= Passage shown =

────────

Could ending Hanoi’s grip on cigarette sales lower smoking rates?


By Andrew Lam, New America Media



While on assignment in Vietnam a few years ago, I turned into a smoker, at least temporarily. I resisted at first, but my new acquaintances thought I was standoffish. My interviews didn’t go very well. So, given all the second hand smoke, I gave in.











Smokers in Vietnam


I took cigarette offers and, in fact, bought some for others. Et voilà, the conversation began to flow. But I’d come back to my hotel reeking of tobacco smoke nightly.



“So. (Puff. Puff.) Tell me, brother, how capitalism is working out in a communist country?” Puff. Puff. “Yes, uncle, I’m curious about whether a multiparty system will ever arrive in Vietnam? (Puff. Puff.)”
Taking and offering cigarettes is how friends and associates greet each other in Vietnam. It’s like a handshake. If you don’t shake hands, don’t expect the natives to be friendly.



According to the World Health Organization (WHO), more than one in four lights up regularly in Vietnam. Vietnam’s Health Education and Communication Center estimated that smoking killed 40,000 people each year and if no measure is taken, nearly 10 percent of the Vietnamese population will have died from smoking-related diseases by 2030.



So forget bird flu, smoking is a bona fide epidemic.

────────

= Extracted entries =
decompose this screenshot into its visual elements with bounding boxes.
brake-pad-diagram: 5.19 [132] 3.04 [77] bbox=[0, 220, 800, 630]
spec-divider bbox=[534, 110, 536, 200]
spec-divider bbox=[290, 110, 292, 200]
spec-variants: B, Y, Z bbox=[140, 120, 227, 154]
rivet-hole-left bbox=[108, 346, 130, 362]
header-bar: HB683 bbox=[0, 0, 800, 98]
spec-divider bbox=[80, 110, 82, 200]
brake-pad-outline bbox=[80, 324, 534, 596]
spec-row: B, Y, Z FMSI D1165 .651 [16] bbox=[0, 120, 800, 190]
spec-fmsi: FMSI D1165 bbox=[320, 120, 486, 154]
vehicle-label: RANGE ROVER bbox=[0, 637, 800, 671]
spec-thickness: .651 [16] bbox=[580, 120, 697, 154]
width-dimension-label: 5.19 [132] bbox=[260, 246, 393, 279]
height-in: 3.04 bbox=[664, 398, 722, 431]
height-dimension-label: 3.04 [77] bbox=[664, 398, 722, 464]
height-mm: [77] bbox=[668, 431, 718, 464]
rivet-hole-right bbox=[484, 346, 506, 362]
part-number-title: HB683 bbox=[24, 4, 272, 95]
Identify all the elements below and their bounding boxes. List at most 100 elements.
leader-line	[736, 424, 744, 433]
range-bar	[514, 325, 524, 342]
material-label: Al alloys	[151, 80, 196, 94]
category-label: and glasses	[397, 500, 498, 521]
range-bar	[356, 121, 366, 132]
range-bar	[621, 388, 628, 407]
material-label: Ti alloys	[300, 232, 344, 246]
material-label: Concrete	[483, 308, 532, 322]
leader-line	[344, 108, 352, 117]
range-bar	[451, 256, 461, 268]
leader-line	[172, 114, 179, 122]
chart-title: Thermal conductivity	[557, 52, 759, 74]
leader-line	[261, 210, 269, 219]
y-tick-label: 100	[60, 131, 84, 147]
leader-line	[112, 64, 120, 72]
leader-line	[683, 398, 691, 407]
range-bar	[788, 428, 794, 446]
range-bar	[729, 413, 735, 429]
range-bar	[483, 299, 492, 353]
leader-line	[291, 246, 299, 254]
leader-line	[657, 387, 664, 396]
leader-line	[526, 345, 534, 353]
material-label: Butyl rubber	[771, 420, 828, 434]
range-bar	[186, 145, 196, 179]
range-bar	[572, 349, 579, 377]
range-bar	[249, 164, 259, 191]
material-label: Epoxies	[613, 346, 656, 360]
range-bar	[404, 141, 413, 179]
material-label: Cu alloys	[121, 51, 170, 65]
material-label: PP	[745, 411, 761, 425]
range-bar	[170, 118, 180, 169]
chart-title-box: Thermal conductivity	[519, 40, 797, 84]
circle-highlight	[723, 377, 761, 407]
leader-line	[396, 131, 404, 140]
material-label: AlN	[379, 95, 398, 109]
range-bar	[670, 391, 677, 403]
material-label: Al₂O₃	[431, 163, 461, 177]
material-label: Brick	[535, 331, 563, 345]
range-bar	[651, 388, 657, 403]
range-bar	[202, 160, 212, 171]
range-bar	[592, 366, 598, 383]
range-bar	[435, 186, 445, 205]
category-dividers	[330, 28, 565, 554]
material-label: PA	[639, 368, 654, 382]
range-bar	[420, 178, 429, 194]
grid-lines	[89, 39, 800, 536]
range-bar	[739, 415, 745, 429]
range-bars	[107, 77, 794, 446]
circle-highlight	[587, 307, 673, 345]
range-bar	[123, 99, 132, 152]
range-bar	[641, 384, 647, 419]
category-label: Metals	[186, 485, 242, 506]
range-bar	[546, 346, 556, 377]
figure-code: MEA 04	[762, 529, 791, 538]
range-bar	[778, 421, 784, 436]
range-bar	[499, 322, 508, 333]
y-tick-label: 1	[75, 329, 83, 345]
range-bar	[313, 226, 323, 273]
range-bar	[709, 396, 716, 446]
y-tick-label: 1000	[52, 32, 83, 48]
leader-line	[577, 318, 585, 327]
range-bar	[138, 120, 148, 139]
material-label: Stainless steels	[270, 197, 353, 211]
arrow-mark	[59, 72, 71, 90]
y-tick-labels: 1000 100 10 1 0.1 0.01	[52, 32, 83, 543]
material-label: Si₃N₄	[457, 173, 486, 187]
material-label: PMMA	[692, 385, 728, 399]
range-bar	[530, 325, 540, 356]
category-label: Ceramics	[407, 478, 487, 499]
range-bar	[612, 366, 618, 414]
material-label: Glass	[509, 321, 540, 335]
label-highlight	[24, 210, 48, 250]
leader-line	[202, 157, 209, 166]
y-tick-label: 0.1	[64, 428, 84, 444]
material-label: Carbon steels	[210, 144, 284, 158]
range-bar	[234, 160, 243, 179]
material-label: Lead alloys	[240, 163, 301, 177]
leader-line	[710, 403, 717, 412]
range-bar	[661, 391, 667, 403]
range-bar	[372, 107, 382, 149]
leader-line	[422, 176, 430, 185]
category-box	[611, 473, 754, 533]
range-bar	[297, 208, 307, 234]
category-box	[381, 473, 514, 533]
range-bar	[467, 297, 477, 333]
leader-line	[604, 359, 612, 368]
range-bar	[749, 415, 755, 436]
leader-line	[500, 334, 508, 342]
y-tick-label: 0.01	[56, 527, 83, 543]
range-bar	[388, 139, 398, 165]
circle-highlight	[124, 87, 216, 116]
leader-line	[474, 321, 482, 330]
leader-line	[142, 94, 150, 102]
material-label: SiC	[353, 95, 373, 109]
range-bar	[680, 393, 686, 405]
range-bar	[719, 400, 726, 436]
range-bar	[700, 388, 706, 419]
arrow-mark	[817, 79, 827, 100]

────────

= Questions to answer =
1: In the article on smoking in Vietnam, how many deaths each year did Vietnam's Health Education and Communication Center attribute to smoking?
2: Write a continuation of the article on smoking in Vietnam, starting after its final sentence.

= Results for the exercise =
1: 40,000 deaths each year.

2:
“If you don’t smoke people will think you’re a sissy,” said one young man in Vietnam. Another, an upwardly mobile account executive for a fashion magazine told me, “My job demands the ability to drink and smoke. My business is done in bars and restaurants. You got to smoke.”



So I’d pretend to smoke as well.



Don’t get me wrong. With a degree in biochemistry from UC Berkeley, and having worked in a cancer research laboratory, I’m very aware of the habit’s deleterious effects. I puff but, like former President Clinton, I don’t ever inhale. I tried, when possible, in one polite way or another to tell new friends and acquaintances about the harm caused by smoking. But most just laughed. “We all have to go at some point,” is the general answer.



Statistics show that nicotine addiction is more prevalent in Asia than anywhere else. Asian males consume virtually half of the world’s cigarettes. Vietnamese men, of course, contribute to the trend, with some of the highest smoking prevalence rates for men in the world. To be more precise, more than half of Vietnamese adult men smoke, or about 18 million people, and five percent of Vietnamese adult women also regularly light up. But Vietnam is still behind China where 30 percent of the population smoke, according to the latest Gallup poll, and that’s around 320 million people.